▶ [Exercise objective]
Word for word, set down the records and skip each picture.

▶ [Material for the task]
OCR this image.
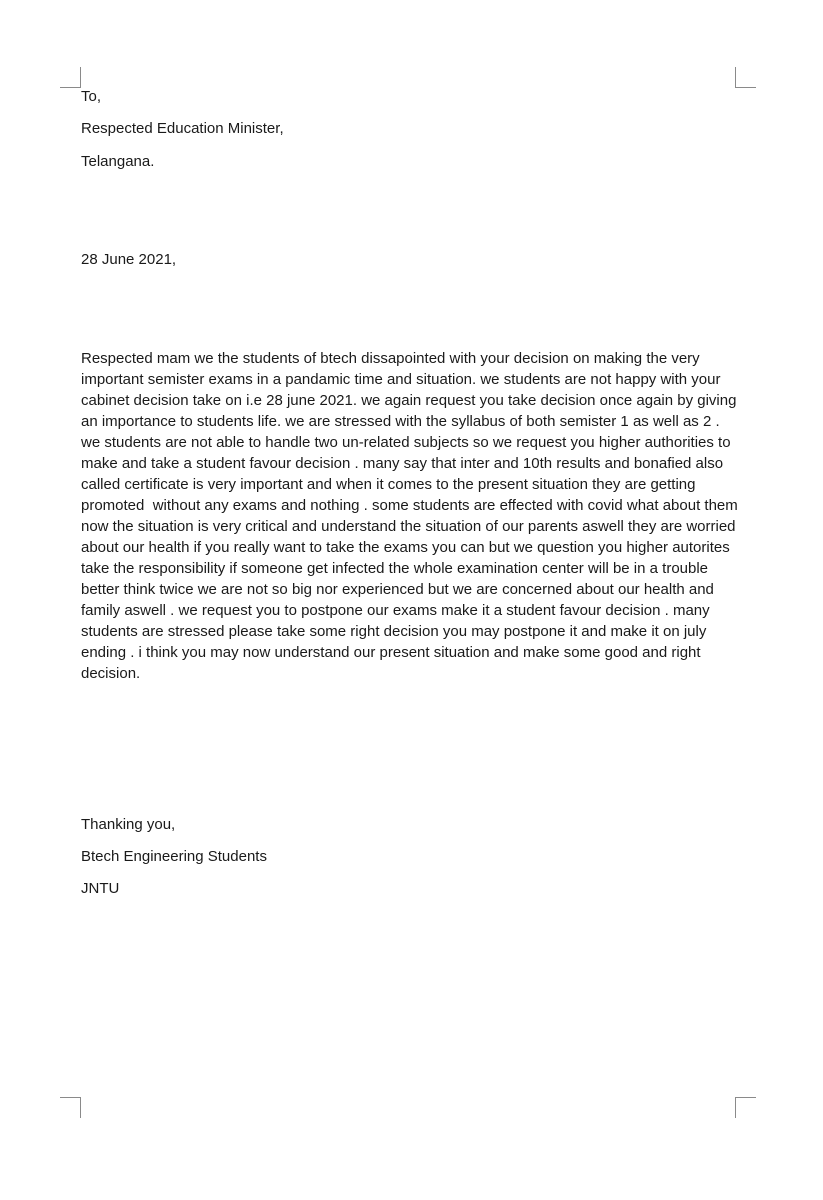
To,
Respected Education Minister,
Telangana.
28 June 2021,
Respected mam we the students of btech dissapointed with your decision on making the very important semister exams in a pandamic time and situation. we students are not happy with your cabinet decision take on i.e 28 june 2021. we again request you take decision once again by giving an importance to students life. we are stressed with the syllabus of both semister 1 as well as 2 . we students are not able to handle two un-related subjects so we request you higher authorities to make and take a student favour decision . many say that inter and 10th results and bonafied also called certificate is very important and when it comes to the present situation they are getting promoted  without any exams and nothing . some students are effected with covid what about them now the situation is very critical and understand the situation of our parents aswell they are worried about our health if you really want to take the exams you can but we question you higher autorites take the responsibility if someone get infected the whole examination center will be in a trouble better think twice we are not so big nor experienced but we are concerned about our health and family aswell . we request you to postpone our exams make it a student favour decision . many students are stressed please take some right decision you may postpone it and make it on july ending . i think you may now understand our present situation and make some good and right decision.
Thanking you,
Btech Engineering Students
JNTU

▶ [Solution for this task]
OCR this image.
To,
Respected Education Minister,
Telangana.
28 June 2021,
Respected mam we the students of btech dissapointed with your decision on making the very important semister exams in a pandamic time and situation. we students are not happy with your cabinet decision take on i.e 28 june 2021. we again request you take decision once again by giving an importance to students life. we are stressed with the syllabus of both semister 1 as well as 2 . we students are not able to handle two un-related subjects so we request you higher authorities to make and take a student favour decision . many say that inter and 10th results and bonafied also called certificate is very important and when it comes to the present situation they are getting promoted  without any exams and nothing . some students are effected with covid what about them now the situation is very critical and understand the situation of our parents aswell they are worried about our health if you really want to take the exams you can but we question you higher autorites take the responsibility if someone get infected the whole examination center will be in a trouble better think twice we are not so big nor experienced but we are concerned about our health and family aswell . we request you to postpone our exams make it a student favour decision . many students are stressed please take some right decision you may postpone it and make it on july ending . i think you may now understand our present situation and make some good and right decision.
Thanking you,
Btech Engineering Students
JNTU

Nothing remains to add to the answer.